(What is being asked)
Each line that contains the word "grid" counts once; give the total for the records below and nothing else.

(Dataset items)
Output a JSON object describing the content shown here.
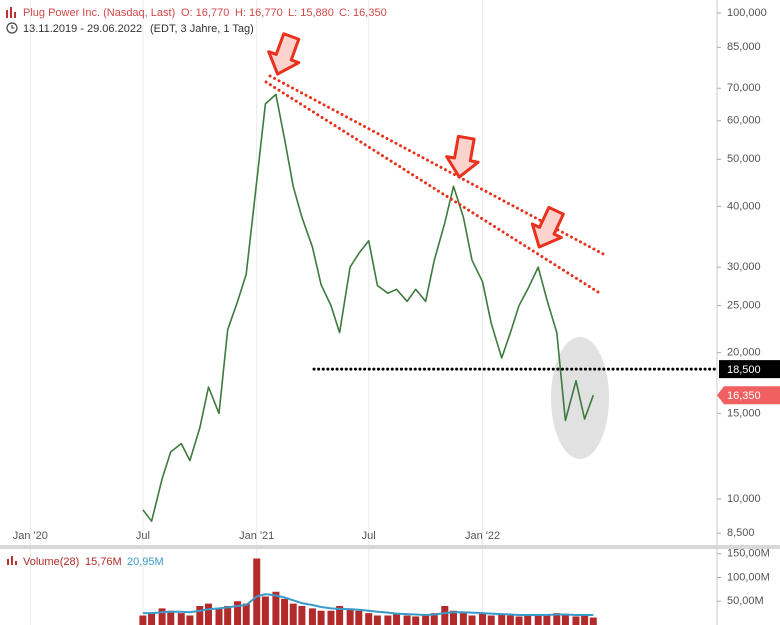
{
  "chart_data": [
    {
      "type": "line",
      "title": "Plug Power Inc. (Nasdaq, Last)",
      "ohlc": [
        "O: 16,770",
        "H: 16,770",
        "L: 15,880",
        "C: 16,350"
      ],
      "period": "13.11.2019 - 29.06.2022",
      "subtitle": "(EDT, 3 Jahre, 1 Tag)",
      "log_scale": true,
      "grid": true,
      "color": "#3d7a3d",
      "x": [
        "2020-07-01",
        "2020-07-15",
        "2020-08-01",
        "2020-08-15",
        "2020-09-01",
        "2020-09-15",
        "2020-10-01",
        "2020-10-15",
        "2020-11-01",
        "2020-11-15",
        "2020-12-01",
        "2020-12-15",
        "2021-01-01",
        "2021-01-15",
        "2021-02-01",
        "2021-02-15",
        "2021-03-01",
        "2021-03-15",
        "2021-04-01",
        "2021-04-15",
        "2021-05-01",
        "2021-05-15",
        "2021-06-01",
        "2021-06-15",
        "2021-07-01",
        "2021-07-15",
        "2021-08-01",
        "2021-08-15",
        "2021-09-01",
        "2021-09-15",
        "2021-10-01",
        "2021-10-15",
        "2021-11-01",
        "2021-11-15",
        "2021-12-01",
        "2021-12-15",
        "2022-01-01",
        "2022-01-15",
        "2022-02-01",
        "2022-02-15",
        "2022-03-01",
        "2022-03-15",
        "2022-04-01",
        "2022-04-15",
        "2022-05-01",
        "2022-05-15",
        "2022-06-01",
        "2022-06-15",
        "2022-06-29"
      ],
      "values": [
        9.5,
        9.0,
        11.0,
        12.5,
        13.0,
        12.0,
        14.0,
        17.0,
        15.0,
        22.3,
        25.5,
        29.0,
        45,
        65,
        68,
        55,
        44,
        38,
        33,
        27.6,
        25,
        22,
        30,
        32,
        34,
        27.5,
        26.5,
        27,
        25.5,
        27,
        25.5,
        31,
        37,
        44,
        38,
        31,
        28,
        23,
        19.5,
        22,
        25,
        27,
        30,
        25.7,
        22,
        14.5,
        17.5,
        14.6,
        16.35
      ],
      "xlim": [
        "2019-11-13",
        "2023-01-15"
      ],
      "xticks": [
        {
          "value": "2020-01-01",
          "label": "Jan '20"
        },
        {
          "value": "2020-07-01",
          "label": "Jul"
        },
        {
          "value": "2021-01-01",
          "label": "Jan '21"
        },
        {
          "value": "2021-07-01",
          "label": "Jul"
        },
        {
          "value": "2022-01-01",
          "label": "Jan '22"
        }
      ],
      "ylim": [
        8.04,
        106.35
      ],
      "yticks": [
        {
          "value": 8.5,
          "label": "8,500"
        },
        {
          "value": 10,
          "label": "10,000"
        },
        {
          "value": 15,
          "label": "15,000"
        },
        {
          "value": 20,
          "label": "20,000"
        },
        {
          "value": 25,
          "label": "25,000"
        },
        {
          "value": 30,
          "label": "30,000"
        },
        {
          "value": 40,
          "label": "40,000"
        },
        {
          "value": 50,
          "label": "50,000"
        },
        {
          "value": 60,
          "label": "60,000"
        },
        {
          "value": 70,
          "label": "70,000"
        },
        {
          "value": 85,
          "label": "85,000"
        },
        {
          "value": 100,
          "label": "100,000"
        }
      ],
      "hline": {
        "value": 18.5,
        "label": "18,500"
      },
      "last_price": {
        "value": 16.35,
        "label": "16,350"
      }
    },
    {
      "type": "bar",
      "legend_title": "Volume(28)",
      "legend_values": [
        {
          "value": 15.76,
          "label": "15,76M"
        },
        {
          "value": 20.95,
          "label": "20,95M"
        }
      ],
      "grid": true,
      "x": [
        "2020-07-01",
        "2020-07-15",
        "2020-08-01",
        "2020-08-15",
        "2020-09-01",
        "2020-09-15",
        "2020-10-01",
        "2020-10-15",
        "2020-11-01",
        "2020-11-15",
        "2020-12-01",
        "2020-12-15",
        "2021-01-01",
        "2021-01-15",
        "2021-02-01",
        "2021-02-15",
        "2021-03-01",
        "2021-03-15",
        "2021-04-01",
        "2021-04-15",
        "2021-05-01",
        "2021-05-15",
        "2021-06-01",
        "2021-06-15",
        "2021-07-01",
        "2021-07-15",
        "2021-08-01",
        "2021-08-15",
        "2021-09-01",
        "2021-09-15",
        "2021-10-01",
        "2021-10-15",
        "2021-11-01",
        "2021-11-15",
        "2021-12-01",
        "2021-12-15",
        "2022-01-01",
        "2022-01-15",
        "2022-02-01",
        "2022-02-15",
        "2022-03-01",
        "2022-03-15",
        "2022-04-01",
        "2022-04-15",
        "2022-05-01",
        "2022-05-15",
        "2022-06-01",
        "2022-06-15",
        "2022-06-29"
      ],
      "series": [
        {
          "kind": "bar",
          "color": "#b22a2a",
          "values": [
            20,
            25,
            35,
            30,
            25,
            20,
            40,
            45,
            35,
            40,
            50,
            45,
            140,
            60,
            70,
            55,
            45,
            40,
            35,
            30,
            30,
            40,
            35,
            30,
            25,
            20,
            20,
            25,
            20,
            18,
            20,
            25,
            40,
            30,
            25,
            20,
            25,
            20,
            22,
            20,
            18,
            20,
            22,
            20,
            25,
            22,
            18,
            20,
            15.76
          ]
        },
        {
          "kind": "line",
          "color": "#3a9ac9",
          "values": [
            25,
            25,
            27,
            28,
            28,
            27,
            30,
            33,
            35,
            37,
            40,
            42,
            60,
            65,
            62,
            58,
            52,
            46,
            42,
            38,
            35,
            34,
            33,
            32,
            30,
            28,
            26,
            24,
            23,
            22,
            21,
            22,
            25,
            27,
            27,
            26,
            25,
            24,
            23,
            22,
            21,
            21,
            21,
            21,
            22,
            22,
            21,
            21,
            20.95
          ]
        }
      ],
      "xlim": [
        "2019-11-13",
        "2023-01-15"
      ],
      "xticks": [
        {
          "value": "2020-01-01",
          "label": "Jan '20"
        },
        {
          "value": "2020-07-01",
          "label": "Jul"
        },
        {
          "value": "2021-01-01",
          "label": "Jan '21"
        },
        {
          "value": "2021-07-01",
          "label": "Jul"
        },
        {
          "value": "2022-01-01",
          "label": "Jan '22"
        }
      ],
      "ylim": [
        0,
        160
      ],
      "yticks": [
        {
          "value": 50,
          "label": "50,00M"
        },
        {
          "value": 100,
          "label": "100,00M"
        },
        {
          "value": 150,
          "label": "150,00M"
        }
      ]
    }
  ]
}
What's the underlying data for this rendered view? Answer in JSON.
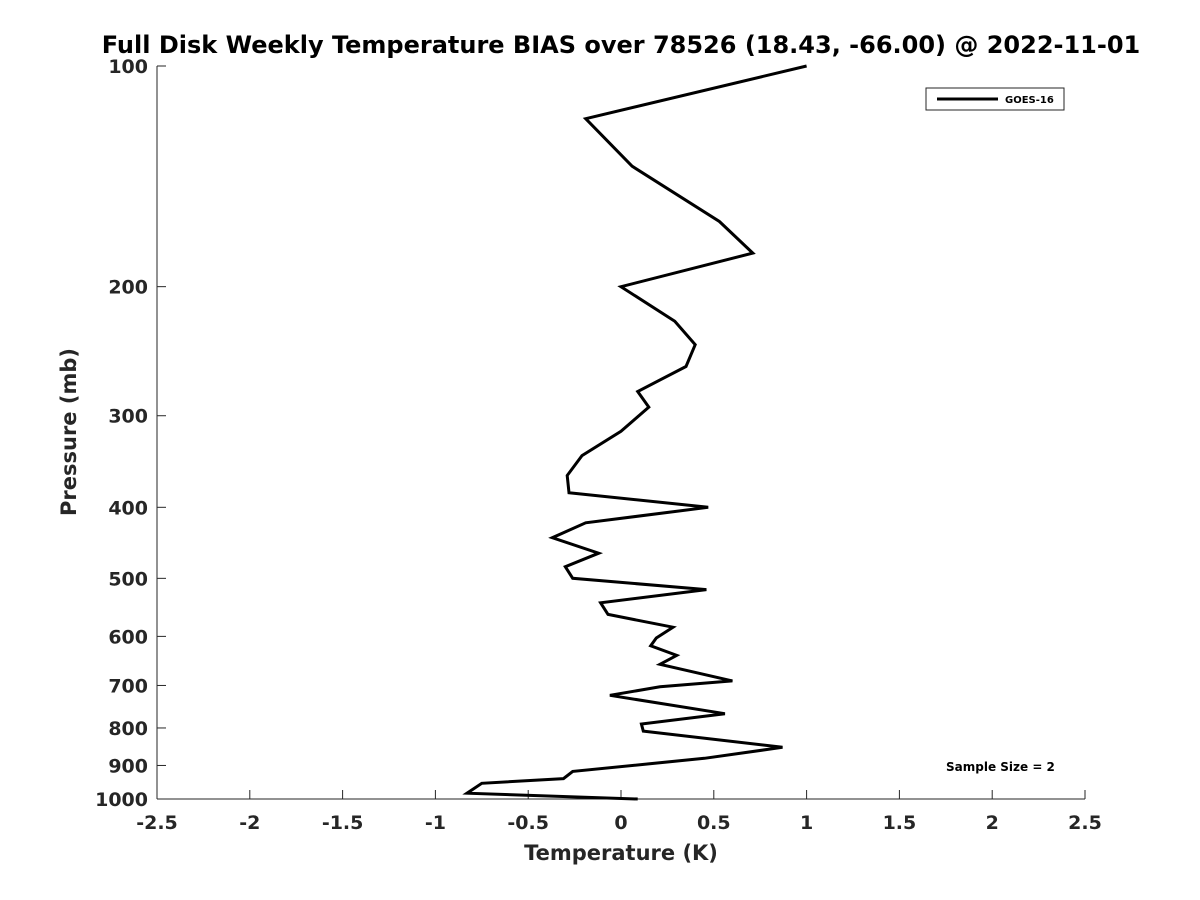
{
  "chart_data": {
    "type": "line",
    "title": "Full Disk Weekly Temperature BIAS over 78526 (18.43, -66.00) @ 2022-11-01",
    "xlabel": "Temperature (K)",
    "ylabel": "Pressure (mb)",
    "xlim": [
      -2.5,
      2.5
    ],
    "ylim": [
      1000,
      100
    ],
    "y_scale": "log",
    "y_reversed": true,
    "x_ticks": [
      "-2.5",
      "-2",
      "-1.5",
      "-1",
      "-0.5",
      "0",
      "0.5",
      "1",
      "1.5",
      "2",
      "2.5"
    ],
    "y_ticks": [
      "100",
      "200",
      "300",
      "400",
      "500",
      "600",
      "700",
      "800",
      "900",
      "1000"
    ],
    "grid": false,
    "legend_position": "top-right",
    "annotation": "Sample Size = 2",
    "series": [
      {
        "name": "GOES-16",
        "color": "#000000",
        "points": [
          {
            "x": 1.0,
            "y": 100
          },
          {
            "x": -0.19,
            "y": 118
          },
          {
            "x": 0.06,
            "y": 137
          },
          {
            "x": 0.53,
            "y": 163
          },
          {
            "x": 0.71,
            "y": 180
          },
          {
            "x": 0.0,
            "y": 200
          },
          {
            "x": 0.29,
            "y": 223
          },
          {
            "x": 0.4,
            "y": 240
          },
          {
            "x": 0.35,
            "y": 257
          },
          {
            "x": 0.09,
            "y": 278
          },
          {
            "x": 0.15,
            "y": 292
          },
          {
            "x": 0.0,
            "y": 315
          },
          {
            "x": -0.21,
            "y": 340
          },
          {
            "x": -0.29,
            "y": 362
          },
          {
            "x": -0.28,
            "y": 382
          },
          {
            "x": 0.47,
            "y": 400
          },
          {
            "x": -0.19,
            "y": 420
          },
          {
            "x": -0.37,
            "y": 440
          },
          {
            "x": -0.12,
            "y": 462
          },
          {
            "x": -0.3,
            "y": 482
          },
          {
            "x": -0.26,
            "y": 500
          },
          {
            "x": 0.46,
            "y": 518
          },
          {
            "x": -0.11,
            "y": 540
          },
          {
            "x": -0.07,
            "y": 560
          },
          {
            "x": 0.28,
            "y": 583
          },
          {
            "x": 0.19,
            "y": 603
          },
          {
            "x": 0.16,
            "y": 618
          },
          {
            "x": 0.3,
            "y": 637
          },
          {
            "x": 0.21,
            "y": 655
          },
          {
            "x": 0.6,
            "y": 690
          },
          {
            "x": 0.21,
            "y": 703
          },
          {
            "x": -0.06,
            "y": 722
          },
          {
            "x": 0.56,
            "y": 765
          },
          {
            "x": 0.11,
            "y": 790
          },
          {
            "x": 0.12,
            "y": 808
          },
          {
            "x": 0.87,
            "y": 850
          },
          {
            "x": 0.45,
            "y": 880
          },
          {
            "x": -0.26,
            "y": 917
          },
          {
            "x": -0.31,
            "y": 938
          },
          {
            "x": -0.75,
            "y": 952
          },
          {
            "x": -0.83,
            "y": 982
          },
          {
            "x": 0.09,
            "y": 1000
          }
        ]
      }
    ]
  }
}
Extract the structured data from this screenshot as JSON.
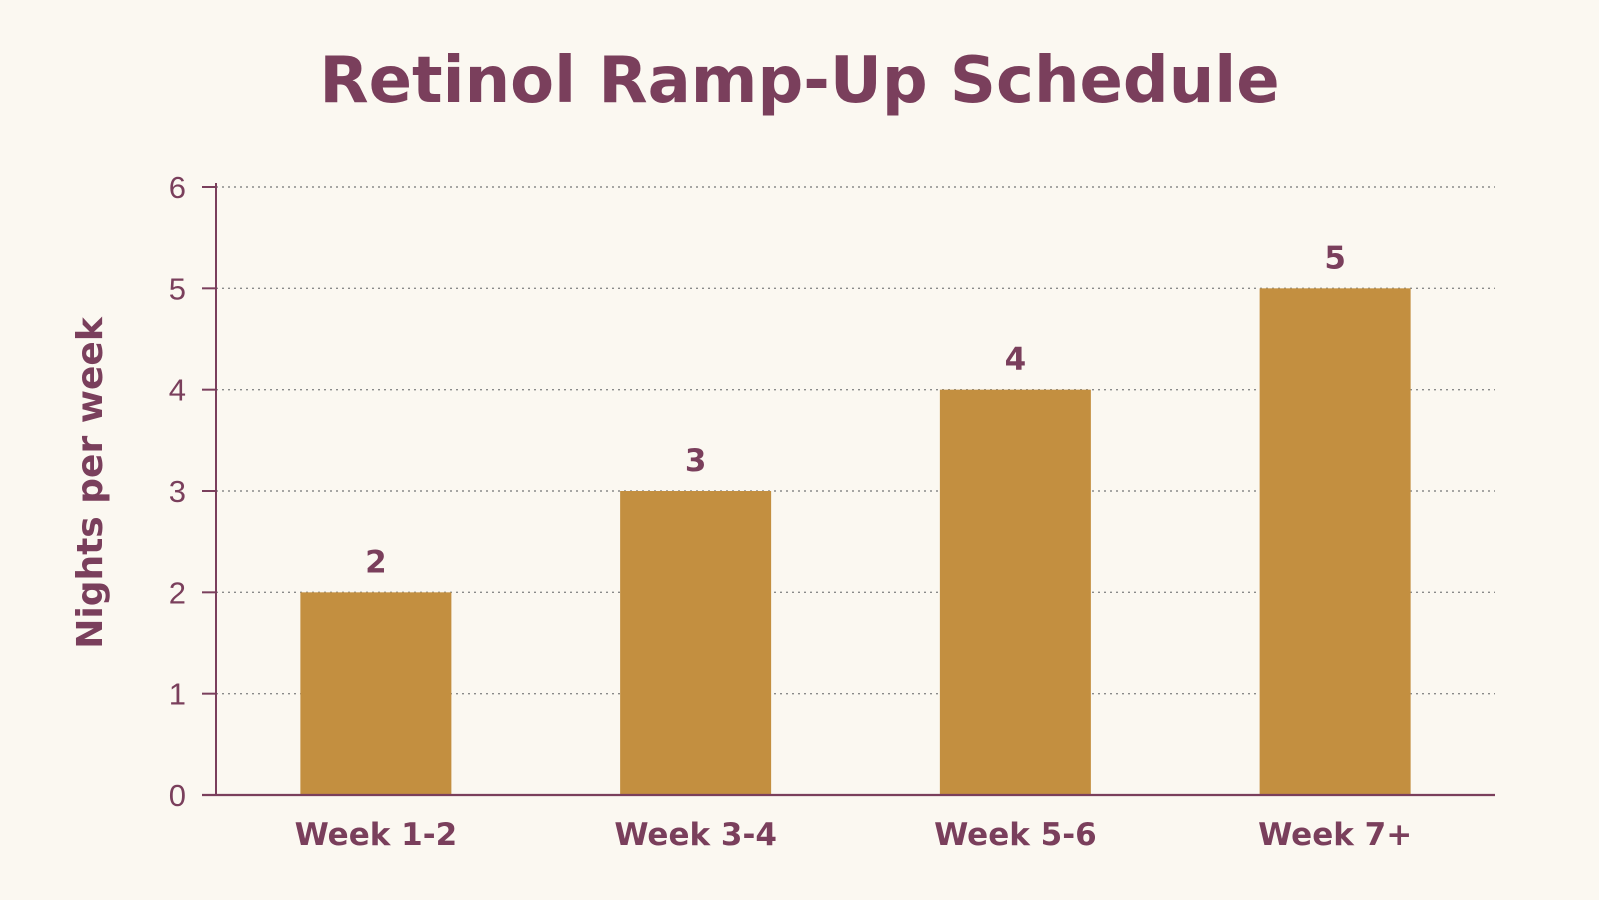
{
  "chart_data": {
    "type": "bar",
    "title": "Retinol Ramp-Up Schedule",
    "xlabel": "",
    "ylabel": "Nights per week",
    "categories": [
      "Week 1-2",
      "Week 3-4",
      "Week 5-6",
      "Week 7+"
    ],
    "values": [
      2,
      3,
      4,
      5
    ],
    "ylim": [
      0,
      6
    ],
    "yticks": [
      0,
      1,
      2,
      3,
      4,
      5,
      6
    ],
    "grid": "horizontal-dotted",
    "legend": "none",
    "data_labels": true
  },
  "colors": {
    "background": "#fbf8f1",
    "text": "#7a3f5c",
    "bar": "#c38f40",
    "axis": "#7a3f5c",
    "grid": "#8a8a8a"
  }
}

(Result below)
5